Instructions to follow: Can you quote the records below in full, word for word?

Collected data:
:::::

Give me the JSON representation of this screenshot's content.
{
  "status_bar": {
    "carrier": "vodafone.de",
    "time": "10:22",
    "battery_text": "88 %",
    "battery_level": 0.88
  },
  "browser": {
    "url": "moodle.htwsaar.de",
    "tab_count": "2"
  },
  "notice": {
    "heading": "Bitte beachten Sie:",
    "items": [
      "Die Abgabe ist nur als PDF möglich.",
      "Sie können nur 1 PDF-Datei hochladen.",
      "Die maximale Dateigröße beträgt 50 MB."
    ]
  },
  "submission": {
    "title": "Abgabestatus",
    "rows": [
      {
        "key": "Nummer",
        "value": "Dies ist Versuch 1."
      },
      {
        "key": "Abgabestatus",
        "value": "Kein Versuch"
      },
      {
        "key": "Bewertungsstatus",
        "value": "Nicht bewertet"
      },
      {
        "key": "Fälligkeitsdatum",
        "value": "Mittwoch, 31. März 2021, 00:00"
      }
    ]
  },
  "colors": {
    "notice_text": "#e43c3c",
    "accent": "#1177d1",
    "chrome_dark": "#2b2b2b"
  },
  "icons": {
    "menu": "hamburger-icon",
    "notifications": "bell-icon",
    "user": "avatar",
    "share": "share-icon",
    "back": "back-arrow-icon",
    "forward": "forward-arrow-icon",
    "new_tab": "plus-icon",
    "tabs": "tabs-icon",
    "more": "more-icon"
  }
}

:::::

Result of the exercise:
Give me the JSON representation of this screenshot's content.
{
  "status_bar": {
    "carrier": "vodafone.de",
    "time": "10:22",
    "battery_text": "88 %",
    "battery_level": 0.88
  },
  "browser": {
    "url": "moodle.htwsaar.de",
    "tab_count": "2"
  },
  "notice": {
    "heading": "Bitte beachten Sie:",
    "items": [
      "Die Abgabe ist nur als PDF möglich.",
      "Sie können nur 1 PDF-Datei hochladen.",
      "Die maximale Dateigröße beträgt 50 MB."
    ]
  },
  "submission": {
    "title": "Abgabestatus",
    "rows": [
      {
        "key": "Nummer",
        "value": "Dies ist Versuch 1."
      },
      {
        "key": "Abgabestatus",
        "value": "Kein Versuch"
      },
      {
        "key": "Bewertungsstatus",
        "value": "Nicht bewertet"
      },
      {
        "key": "Fälligkeitsdatum",
        "value": "Mittwoch, 31. März 2021, 00:00"
      }
    ]
  },
  "colors": {
    "notice_text": "#e43c3c",
    "accent": "#1177d1",
    "chrome_dark": "#2b2b2b"
  },
  "icons": {
    "menu": "hamburger-icon",
    "notifications": "bell-icon",
    "user": "avatar",
    "share": "share-icon",
    "back": "back-arrow-icon",
    "forward": "forward-arrow-icon",
    "new_tab": "plus-icon",
    "tabs": "tabs-icon",
    "more": "more-icon"
  }
}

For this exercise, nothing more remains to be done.